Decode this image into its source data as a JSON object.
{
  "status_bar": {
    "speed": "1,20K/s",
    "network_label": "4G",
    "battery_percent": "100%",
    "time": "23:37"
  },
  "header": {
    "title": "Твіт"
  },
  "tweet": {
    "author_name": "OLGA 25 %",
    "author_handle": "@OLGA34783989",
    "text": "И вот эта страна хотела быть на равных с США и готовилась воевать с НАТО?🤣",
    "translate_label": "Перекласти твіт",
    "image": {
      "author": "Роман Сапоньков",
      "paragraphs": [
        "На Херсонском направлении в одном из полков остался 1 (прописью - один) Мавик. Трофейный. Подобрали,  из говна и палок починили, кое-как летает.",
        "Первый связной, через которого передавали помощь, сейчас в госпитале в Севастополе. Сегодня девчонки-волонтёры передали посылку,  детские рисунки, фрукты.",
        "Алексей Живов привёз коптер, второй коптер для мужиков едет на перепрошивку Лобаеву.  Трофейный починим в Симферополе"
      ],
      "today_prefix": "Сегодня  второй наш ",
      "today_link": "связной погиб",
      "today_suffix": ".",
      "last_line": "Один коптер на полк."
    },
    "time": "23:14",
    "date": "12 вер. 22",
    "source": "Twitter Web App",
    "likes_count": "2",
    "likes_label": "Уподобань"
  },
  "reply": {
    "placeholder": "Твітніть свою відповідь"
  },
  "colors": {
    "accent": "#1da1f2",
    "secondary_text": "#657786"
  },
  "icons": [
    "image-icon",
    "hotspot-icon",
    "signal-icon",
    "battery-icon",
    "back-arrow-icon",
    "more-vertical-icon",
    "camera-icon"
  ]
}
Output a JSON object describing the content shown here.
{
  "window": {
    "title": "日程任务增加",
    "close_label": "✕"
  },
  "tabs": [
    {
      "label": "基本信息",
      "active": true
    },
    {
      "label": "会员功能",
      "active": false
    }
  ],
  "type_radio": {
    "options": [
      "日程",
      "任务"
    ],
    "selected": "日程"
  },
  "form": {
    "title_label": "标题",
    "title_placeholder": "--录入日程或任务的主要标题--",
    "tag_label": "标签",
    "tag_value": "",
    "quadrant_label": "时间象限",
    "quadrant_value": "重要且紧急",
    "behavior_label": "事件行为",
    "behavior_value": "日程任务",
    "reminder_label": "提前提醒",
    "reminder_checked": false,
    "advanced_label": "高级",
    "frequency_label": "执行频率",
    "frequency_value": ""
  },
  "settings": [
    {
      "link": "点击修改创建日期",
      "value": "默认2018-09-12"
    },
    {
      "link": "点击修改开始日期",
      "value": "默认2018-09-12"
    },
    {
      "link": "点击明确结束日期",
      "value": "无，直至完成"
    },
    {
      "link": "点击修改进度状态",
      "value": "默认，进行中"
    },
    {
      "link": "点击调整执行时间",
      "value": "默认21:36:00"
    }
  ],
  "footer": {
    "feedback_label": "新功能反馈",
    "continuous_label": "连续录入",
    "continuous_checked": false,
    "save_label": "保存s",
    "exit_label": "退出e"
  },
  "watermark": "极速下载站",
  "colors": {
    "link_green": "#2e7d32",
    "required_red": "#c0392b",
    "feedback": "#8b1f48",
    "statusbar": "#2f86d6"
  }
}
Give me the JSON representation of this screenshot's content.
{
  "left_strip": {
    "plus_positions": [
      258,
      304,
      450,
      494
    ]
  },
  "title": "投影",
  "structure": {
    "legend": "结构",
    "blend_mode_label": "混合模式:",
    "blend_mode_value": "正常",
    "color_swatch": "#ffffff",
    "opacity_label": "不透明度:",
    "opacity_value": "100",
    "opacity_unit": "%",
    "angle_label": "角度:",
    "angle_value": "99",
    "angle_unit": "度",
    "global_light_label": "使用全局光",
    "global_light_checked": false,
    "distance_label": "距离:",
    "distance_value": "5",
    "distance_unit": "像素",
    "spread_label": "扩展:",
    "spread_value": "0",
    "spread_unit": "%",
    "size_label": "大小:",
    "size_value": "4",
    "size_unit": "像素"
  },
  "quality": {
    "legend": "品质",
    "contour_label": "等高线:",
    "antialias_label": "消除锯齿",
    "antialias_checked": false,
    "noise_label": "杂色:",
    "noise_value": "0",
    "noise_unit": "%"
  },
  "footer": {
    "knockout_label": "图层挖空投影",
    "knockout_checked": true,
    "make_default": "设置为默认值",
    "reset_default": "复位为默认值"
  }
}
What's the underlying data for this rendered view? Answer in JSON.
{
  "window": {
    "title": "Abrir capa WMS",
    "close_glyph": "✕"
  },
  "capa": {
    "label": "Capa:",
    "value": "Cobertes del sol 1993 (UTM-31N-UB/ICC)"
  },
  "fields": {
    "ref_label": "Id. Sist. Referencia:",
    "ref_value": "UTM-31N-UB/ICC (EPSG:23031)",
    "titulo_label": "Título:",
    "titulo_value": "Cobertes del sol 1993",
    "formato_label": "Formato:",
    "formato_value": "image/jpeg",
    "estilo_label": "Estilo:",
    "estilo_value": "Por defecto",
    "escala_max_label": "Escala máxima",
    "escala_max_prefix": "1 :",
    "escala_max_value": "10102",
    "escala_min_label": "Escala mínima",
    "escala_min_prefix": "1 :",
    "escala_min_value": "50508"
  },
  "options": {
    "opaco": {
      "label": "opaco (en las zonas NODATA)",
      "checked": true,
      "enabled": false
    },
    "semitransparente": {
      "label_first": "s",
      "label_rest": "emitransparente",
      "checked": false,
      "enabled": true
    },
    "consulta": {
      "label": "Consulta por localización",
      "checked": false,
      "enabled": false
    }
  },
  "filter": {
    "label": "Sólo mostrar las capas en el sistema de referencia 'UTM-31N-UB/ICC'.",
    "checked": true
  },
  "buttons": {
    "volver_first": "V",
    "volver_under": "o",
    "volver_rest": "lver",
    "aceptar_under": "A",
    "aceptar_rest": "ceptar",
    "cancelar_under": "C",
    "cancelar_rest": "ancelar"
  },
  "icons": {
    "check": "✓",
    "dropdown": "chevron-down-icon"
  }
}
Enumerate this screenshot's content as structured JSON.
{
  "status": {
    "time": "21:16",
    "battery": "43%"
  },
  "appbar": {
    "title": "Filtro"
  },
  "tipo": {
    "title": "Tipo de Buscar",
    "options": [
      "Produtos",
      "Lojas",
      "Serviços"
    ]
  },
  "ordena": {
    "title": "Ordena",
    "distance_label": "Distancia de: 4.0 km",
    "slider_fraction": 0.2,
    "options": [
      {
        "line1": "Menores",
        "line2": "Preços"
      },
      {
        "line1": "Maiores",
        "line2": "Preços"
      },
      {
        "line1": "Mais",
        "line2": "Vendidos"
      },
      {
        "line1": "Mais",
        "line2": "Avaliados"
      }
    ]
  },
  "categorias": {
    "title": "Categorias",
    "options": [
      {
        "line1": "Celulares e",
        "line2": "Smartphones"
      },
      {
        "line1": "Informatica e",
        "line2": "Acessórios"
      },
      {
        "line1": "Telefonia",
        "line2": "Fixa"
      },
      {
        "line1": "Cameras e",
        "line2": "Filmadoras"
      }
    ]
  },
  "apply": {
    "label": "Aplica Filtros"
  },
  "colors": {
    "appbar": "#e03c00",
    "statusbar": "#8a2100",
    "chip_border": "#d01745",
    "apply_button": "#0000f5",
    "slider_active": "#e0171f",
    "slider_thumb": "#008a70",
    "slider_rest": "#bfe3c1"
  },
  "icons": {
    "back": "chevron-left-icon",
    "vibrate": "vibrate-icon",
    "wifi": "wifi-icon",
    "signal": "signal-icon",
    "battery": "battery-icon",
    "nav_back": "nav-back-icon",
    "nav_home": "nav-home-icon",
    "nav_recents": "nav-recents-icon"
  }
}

> TO DO
For each line above that contains the word "Сегодня", copy that line.

> ANSWER BELOW
        "Первый связной, через которого передавали помощь, сейчас в госпитале в Севастополе. Сегодня девчонки-волонтёры передали посылку,  детские рисунки, фрукты.",
      "today_prefix": "Сегодня  второй наш ",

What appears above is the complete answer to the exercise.